**DOCUMENT:**

-*-*-

Embedded Software Testing: Practical Continuous Integration with Hardware in the Loop (Part 2)
November 03, 2024
Written by Leonardo Held, Torizon Developer
This is the second installment in the embedded software testing series. This one will be about the architecture of a system to test embedded software. I’ll give you a practical example of a test for an Embedded Device with integration to a CI/CD system. We’ll briefly cover what is usually called a “dual-targeting” approach as well.
Theory
In the previous installment we talked about the different levels of software testing, and the last one was “end-to-end testing”, which is treating the Device Under Test (DUT) like a black box, poking it with a certain stimuli (inputs), seeing how it reacts (output) and comparing with a known expected value.
So essentially we need something to actually do the poking, watch the outputs and compare with the known good values. Practically speaking though, that’s hooking up UARTs, displays and whatever else to an embedded system and writing some software to do that automatically for us.

-*-*-

Collection entries:
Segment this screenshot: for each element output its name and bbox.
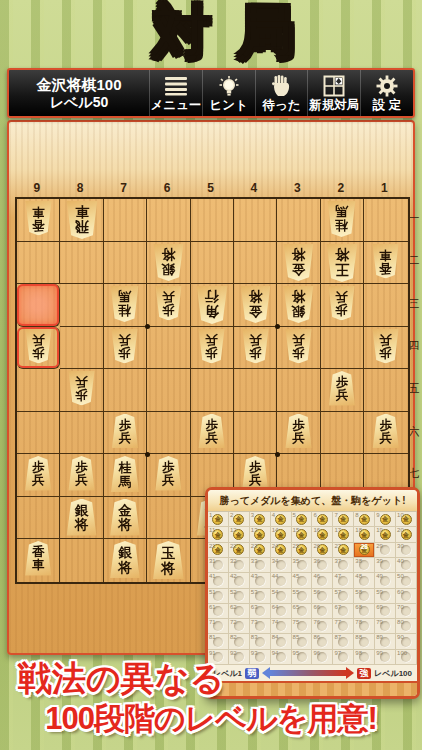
board-cell-6i[interactable]: 玉将 [147,539,190,582]
medal-cell-number: 29 [376,543,383,550]
board-cell-7f[interactable]: 歩兵 [104,412,147,455]
medal-cell-18: 18金 [354,527,375,542]
medal-cell-number: 8 [355,512,358,519]
medal-cell-78: 78 [354,619,375,634]
board-cell-9g[interactable]: 歩兵 [17,454,60,497]
medal-cell-69: 69 [375,604,396,619]
medal-cell-6: 6金 [312,512,333,527]
page-title: 対局 [0,0,422,72]
medal-cell-84: 84 [271,634,292,649]
medal-cell-45: 45 [292,573,313,588]
lightbulb-icon [216,75,242,97]
board-cell-6f[interactable] [147,412,190,455]
medal-cell-number: 98 [355,650,362,657]
header-bar: 金沢将棋100 レベル50 メニュー ヒント 待った 新規対局 [7,68,415,118]
medal-cell-37: 37 [333,558,354,573]
medal-cell-number: 88 [355,634,362,641]
medal-cell-number: 81 [209,634,216,641]
medal-cell-number: 26 [313,543,320,550]
medal-cell-65: 65 [292,604,313,619]
medal-cell-number: 61 [209,604,216,611]
shogi-piece-gote[interactable]: 銀将 [152,244,185,281]
level-scale: レベル1 弱 強 レベル100 [208,665,417,681]
medal-cell-74: 74 [271,619,292,634]
medal-cell-21: 21金 [208,543,229,558]
medal-cell-number: 13 [251,527,258,534]
board-cell-9d[interactable]: 歩兵 [17,327,60,370]
medal-cell-number: 77 [334,619,341,626]
shogi-piece-gote[interactable]: 歩兵 [327,286,356,321]
medal-cell-number: 36 [313,558,320,565]
board-cell-4b[interactable] [234,242,277,285]
file-label: 1 [363,180,406,196]
medal-cell-number: 96 [313,650,320,657]
medal-cell-98: 98 [354,650,375,665]
medal-cell-52: 52 [229,589,250,604]
medal-cell-35: 35 [292,558,313,573]
medal-cell-38: 38 [354,558,375,573]
medal-cell-number: 40 [397,558,404,565]
medal-cell-number: 17 [334,527,341,534]
board-cell-4c[interactable]: 金将 [234,284,277,327]
medal-cell-number: 85 [293,634,300,641]
medal-cell-number: 34 [272,558,279,565]
medal-cell-71: 71 [208,619,229,634]
board-cell-5e[interactable] [191,369,234,412]
medal-cell-90: 90 [396,634,417,649]
file-label: 9 [15,180,58,196]
menu-icon [163,75,189,97]
file-labels: 987654321 [15,180,406,196]
shogi-piece-gote[interactable]: 角行 [195,286,229,324]
raised-hand-icon [270,75,292,97]
medal-cell-number: 27 [334,543,341,550]
medal-cell-95: 95 [292,650,313,665]
shogi-piece-sente[interactable]: 歩兵 [110,414,139,449]
board-cell-8d[interactable] [60,327,103,370]
gold-medal-icon: 金 [317,514,328,525]
board-cell-2a[interactable]: 桂馬 [321,199,364,242]
medal-cell-number: 48 [355,573,362,580]
star-point [145,452,150,457]
star-point [145,324,150,329]
medal-cell-64: 64 [271,604,292,619]
board-cell-7b[interactable] [104,242,147,285]
medal-cell-number: 66 [313,604,320,611]
medal-cell-100: 100 [396,650,417,665]
medal-cell-number: 18 [355,527,362,534]
shogi-piece-sente[interactable]: 歩兵 [241,456,270,491]
board-cell-3a[interactable] [277,199,320,242]
star-point [275,324,280,329]
medal-cell-number: 2 [230,512,233,519]
medal-cell-number: 62 [230,604,237,611]
medal-cell-number: 93 [251,650,258,657]
board-cell-6e[interactable] [147,369,190,412]
medal-cell-40: 40 [396,558,417,573]
shogi-piece-gote[interactable]: 王将 [325,244,359,282]
board-cell-1e[interactable] [364,369,407,412]
app-name: 金沢将棋100 [36,76,121,93]
panel-wood-strip [208,681,417,696]
medal-cell-85: 85 [292,634,313,649]
medal-cell-number: 49 [376,573,383,580]
shogi-piece-sente[interactable]: 桂馬 [109,456,140,492]
medal-cell-number: 12 [230,527,237,534]
medal-cell-61: 61 [208,604,229,619]
medal-cell-number: 35 [293,558,300,565]
medal-cell-number: 90 [397,634,404,641]
medal-cell-number: 76 [313,619,320,626]
shogi-piece-gote[interactable]: 歩兵 [371,329,400,364]
medal-cell-47: 47 [333,573,354,588]
medal-cell-27: 27金 [333,543,354,558]
board-cell-6h[interactable] [147,497,190,540]
file-label: 3 [276,180,319,196]
medal-cell-42: 42 [229,573,250,588]
board-cell-7d[interactable]: 歩兵 [104,327,147,370]
medal-cell-36: 36 [312,558,333,573]
medal-cell-79: 79 [375,619,396,634]
medal-cell-number: 37 [334,558,341,565]
medal-cell-number: 97 [334,650,341,657]
board-cell-1d[interactable]: 歩兵 [364,327,407,370]
medal-cell-number: 58 [355,589,362,596]
shogi-piece-gote[interactable]: 歩兵 [24,329,53,364]
medal-cell-number: 50 [397,573,404,580]
board-cell-9a[interactable]: 香車 [17,199,60,242]
medal-cell-number: 19 [376,527,383,534]
board-cell-8c[interactable] [60,284,103,327]
medal-cell-number: 5 [293,512,296,519]
medal-cell-54: 54 [271,589,292,604]
medal-cell-1: 1金 [208,512,229,527]
promo-header-text: 勝ってメダルを集めて、盤・駒をゲット! [208,490,417,511]
medal-cell-70: 70 [396,604,417,619]
shogi-piece-sente[interactable]: 金将 [108,499,141,536]
medal-cell-32: 32 [229,558,250,573]
medal-cell-10: 10金 [396,512,417,527]
medal-cell-number: 75 [293,619,300,626]
medal-cell-number: 44 [272,573,279,580]
medal-cell-57: 57 [333,589,354,604]
shogi-piece-sente[interactable]: 銀将 [108,541,141,578]
new-game-button[interactable]: 新規対局 [307,70,360,116]
medal-cell-89: 89 [375,634,396,649]
medal-cell-number: 38 [355,558,362,565]
shogi-piece-sente[interactable]: 歩兵 [284,414,313,449]
shogi-piece-gote[interactable]: 歩兵 [197,329,226,364]
gold-medal-icon: 金 [380,514,391,525]
medal-cell-number: 84 [272,634,279,641]
board-cell-7e[interactable] [104,369,147,412]
board-cell-8i[interactable] [60,539,103,582]
board-cell-2c[interactable]: 歩兵 [321,284,364,327]
board-cell-9f[interactable] [17,412,60,455]
medal-cell-number: 100 [397,650,407,657]
board-cell-1c[interactable] [364,284,407,327]
file-label: 6 [145,180,188,196]
medal-cell-62: 62 [229,604,250,619]
board-cell-6g[interactable]: 歩兵 [147,454,190,497]
board-cell-6c[interactable]: 歩兵 [147,284,190,327]
medal-cell-87: 87 [333,634,354,649]
board-cell-5f[interactable]: 歩兵 [191,412,234,455]
board-cell-7a[interactable] [104,199,147,242]
board-cell-2d[interactable] [321,327,364,370]
medal-cell-number: 94 [272,650,279,657]
medal-cell-28: 28金 [354,543,375,558]
board-cell-9e[interactable] [17,369,60,412]
medal-cell-76: 76 [312,619,333,634]
medal-cell-number: 51 [209,589,216,596]
board-cell-8e[interactable]: 歩兵 [60,369,103,412]
medal-cell-number: 69 [376,604,383,611]
shogi-piece-gote[interactable]: 香車 [371,244,400,279]
shogi-piece-sente[interactable]: 玉将 [151,541,185,579]
medal-cell-49: 49 [375,573,396,588]
board-cell-1a[interactable] [364,199,407,242]
medal-cell-30: 30 [396,543,417,558]
shogi-piece-gote[interactable]: 歩兵 [110,329,139,364]
shogi-piece-gote[interactable]: 金将 [282,244,315,281]
board-cell-3c[interactable]: 銀将 [277,284,320,327]
board-cell-2f[interactable] [321,412,364,455]
shogi-piece-gote[interactable]: 歩兵 [284,329,313,364]
board-cell-5d[interactable]: 歩兵 [191,327,234,370]
medal-cell-number: 41 [209,573,216,580]
medal-cell-number: 72 [230,619,237,626]
medal-cell-24: 24金 [271,543,292,558]
board-cell-1f[interactable]: 歩兵 [364,412,407,455]
medal-cell-number: 45 [293,573,300,580]
medal-cell-13: 13金 [250,527,271,542]
shogi-piece-gote[interactable]: 銀将 [282,286,315,323]
medal-cell-number: 87 [334,634,341,641]
medal-cell-number: 28 [354,543,374,550]
medal-cell-number: 64 [272,604,279,611]
medal-cell-number: 79 [376,619,383,626]
medal-cell-56: 56 [312,589,333,604]
shogi-piece-gote[interactable]: 金将 [239,286,272,323]
file-label: 4 [232,180,275,196]
medal-cell-83: 83 [250,634,271,649]
file-label: 5 [189,180,232,196]
board-cell-8h[interactable]: 銀将 [60,497,103,540]
board-cell-5b[interactable] [191,242,234,285]
file-label: 7 [102,180,145,196]
medal-cell-number: 22 [230,543,237,550]
board-cell-7i[interactable]: 銀将 [104,539,147,582]
board-cell-3b[interactable]: 金将 [277,242,320,285]
board-cell-6a[interactable] [147,199,190,242]
board-window-icon [323,75,345,97]
shogi-piece-sente[interactable]: 歩兵 [154,456,183,491]
medal-cell-81: 81 [208,634,229,649]
shogi-piece-gote[interactable]: 桂馬 [109,286,140,322]
shogi-piece-gote[interactable]: 飛車 [65,201,99,239]
medal-cell-number: 42 [230,573,237,580]
board-cell-4a[interactable] [234,199,277,242]
medal-cell-number: 20 [397,527,404,534]
medal-cell-8: 8金 [354,512,375,527]
medal-cell-9: 9金 [375,512,396,527]
medal-cell-66: 66 [312,604,333,619]
medal-cell-41: 41 [208,573,229,588]
medal-cell-number: 9 [376,512,379,519]
shogi-piece-gote[interactable]: 桂馬 [326,201,357,237]
shogi-piece-gote[interactable]: 香車 [24,201,53,236]
medal-cell-58: 58 [354,589,375,604]
board-cell-1b[interactable]: 香車 [364,242,407,285]
medal-cell-15: 15金 [292,527,313,542]
weak-badge: 弱 [245,668,259,679]
medal-cell-88: 88 [354,634,375,649]
board-cell-9h[interactable] [17,497,60,540]
medal-cell-number: 31 [209,558,216,565]
board-cell-4d[interactable]: 歩兵 [234,327,277,370]
medal-cell-86: 86 [312,634,333,649]
board-cell-9b[interactable] [17,242,60,285]
medal-cell-number: 14 [272,527,279,534]
medal-cell-53: 53 [250,589,271,604]
medal-cell-82: 82 [229,634,250,649]
medal-cell-number: 32 [230,558,237,565]
medal-cell-73: 73 [250,619,271,634]
medal-cell-2: 2金 [229,512,250,527]
medal-cell-number: 10 [397,512,404,519]
board-cell-7c[interactable]: 桂馬 [104,284,147,327]
strong-badge: 強 [357,668,371,679]
menu-button[interactable]: メニュー [149,70,202,116]
board-cell-5c[interactable]: 角行 [191,284,234,327]
file-label: 8 [58,180,101,196]
medal-cell-number: 74 [272,619,279,626]
shogi-piece-gote[interactable]: 歩兵 [241,329,270,364]
board-cell-3d[interactable]: 歩兵 [277,327,320,370]
hint-button[interactable]: ヒント [202,70,255,116]
board-cell-8g[interactable]: 歩兵 [60,454,103,497]
shogi-piece-gote[interactable]: 歩兵 [67,371,96,406]
file-label: 2 [319,180,362,196]
medal-promo-panel: 勝ってメダルを集めて、盤・駒をゲット! 1金2金3金4金5金6金7金8金9金10… [205,487,420,699]
shogi-piece-sente[interactable]: 歩兵 [327,371,356,406]
medal-cell-97: 97 [333,650,354,665]
medal-cell-12: 12金 [229,527,250,542]
medal-cell-number: 47 [334,573,341,580]
medal-cell-number: 57 [334,589,341,596]
shogi-piece-sente[interactable]: 銀将 [65,499,98,536]
level-max-label: レベル100 [374,668,412,679]
medal-cell-23: 23金 [250,543,271,558]
medal-cell-99: 99 [375,650,396,665]
level-label: レベル50 [50,94,109,110]
board-cell-7h[interactable]: 金将 [104,497,147,540]
board-cell-3f[interactable]: 歩兵 [277,412,320,455]
medal-cell-number: 92 [230,650,237,657]
shogi-piece-gote[interactable]: 歩兵 [154,286,183,321]
banner-line-1: 戦法の異なる [18,656,224,702]
shogi-piece-sente[interactable]: 香車 [24,541,53,576]
medal-cell-39: 39 [375,558,396,573]
medal-cell-number: 60 [397,589,404,596]
medal-cell-number: 6 [313,512,316,519]
medal-cell-number: 99 [376,650,383,657]
medal-cell-number: 82 [230,634,237,641]
medal-cell-number: 83 [251,634,258,641]
medal-cell-number: 70 [397,604,404,611]
medal-cell-5: 5金 [292,512,313,527]
medal-cell-7: 7金 [333,512,354,527]
medal-cell-80: 80 [396,619,417,634]
board-cell-4e[interactable] [234,369,277,412]
star-point [275,452,280,457]
medal-cell-43: 43 [250,573,271,588]
medal-cell-number: 73 [251,619,258,626]
medal-cell-4: 4金 [271,512,292,527]
medal-cell-14: 14金 [271,527,292,542]
board-cell-4f[interactable] [234,412,277,455]
shogi-piece-sente[interactable]: 歩兵 [67,456,96,491]
medal-cell-93: 93 [250,650,271,665]
medal-cell-number: 53 [251,589,258,596]
medal-cell-59: 59 [375,589,396,604]
board-cell-2b[interactable]: 王将 [321,242,364,285]
medal-cell-46: 46 [312,573,333,588]
medal-cell-number: 21 [209,543,216,550]
medal-cell-number: 3 [251,512,254,519]
shogi-piece-sente[interactable]: 歩兵 [197,414,226,449]
board-cell-8b[interactable] [60,242,103,285]
medal-cell-67: 67 [333,604,354,619]
medal-cell-number: 56 [313,589,320,596]
medal-cell-16: 16金 [312,527,333,542]
opponent-info: 金沢将棋100 レベル50 [9,70,149,116]
medal-cell-44: 44 [271,573,292,588]
gear-icon [376,75,398,97]
shogi-piece-sente[interactable]: 歩兵 [24,456,53,491]
board-cell-9i[interactable]: 香車 [17,539,60,582]
medal-cell-20: 20金 [396,527,417,542]
board-cell-8a[interactable]: 飛車 [60,199,103,242]
medal-cell-31: 31 [208,558,229,573]
board-cell-9c[interactable] [17,284,60,327]
board-cell-8f[interactable] [60,412,103,455]
medal-cell-number: 95 [293,650,300,657]
medal-cell-75: 75 [292,619,313,634]
board-cell-6b[interactable]: 銀将 [147,242,190,285]
board-cell-2e[interactable]: 歩兵 [321,369,364,412]
board-cell-7g[interactable]: 桂馬 [104,454,147,497]
medal-cell-number: 1 [209,512,212,519]
medal-cell-number: 30 [397,543,404,550]
medal-cell-29: 29 [375,543,396,558]
board-cell-3e[interactable] [277,369,320,412]
gold-medal-icon: 金 [212,514,223,525]
medal-cell-number: 25 [293,543,300,550]
undo-button[interactable]: 待った [255,70,308,116]
medal-cell-34: 34 [271,558,292,573]
medal-cell-number: 46 [313,573,320,580]
medal-cell-number: 39 [376,558,383,565]
settings-button[interactable]: 設 定 [360,70,413,116]
board-cell-6d[interactable] [147,327,190,370]
shogi-piece-sente[interactable]: 歩兵 [371,414,400,449]
medal-cell-number: 55 [293,589,300,596]
board-cell-5a[interactable] [191,199,234,242]
medal-cell-number: 23 [251,543,258,550]
strength-gradient-arrow [270,670,346,676]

-*-*-

**SET OF TASKS:**
[A] Decide whether each statement agrees with the embedded testing article, answering yes or no and quoting the deciding words: (i) The article is the first installment of its series. (ii) End-to-end testing treats the Device Under Test as a black box. (iii) The article gives only brief coverage to the "dual-targeting" approach.
[B] According to the embedded testing article, which level of software testing was the last one discussed in the previous installment?
[C] List every action that end-to-end testing performs with the Device Under Test, as the embedded testing article describes it.

**WRITTEN ANSWERS:**
[A]
(i) No: "This is the second installment in the embedded software testing series."
(ii) Yes: "treating the Device Under Test (DUT) like a black box"
(iii) Yes: "We’ll briefly cover what is usually called a “dual-targeting” approach as well."

[B] End-to-end testing.

[C]
- Poking it with a certain stimuli (inputs)
- Seeing how it reacts (output)
- Comparing with a known expected value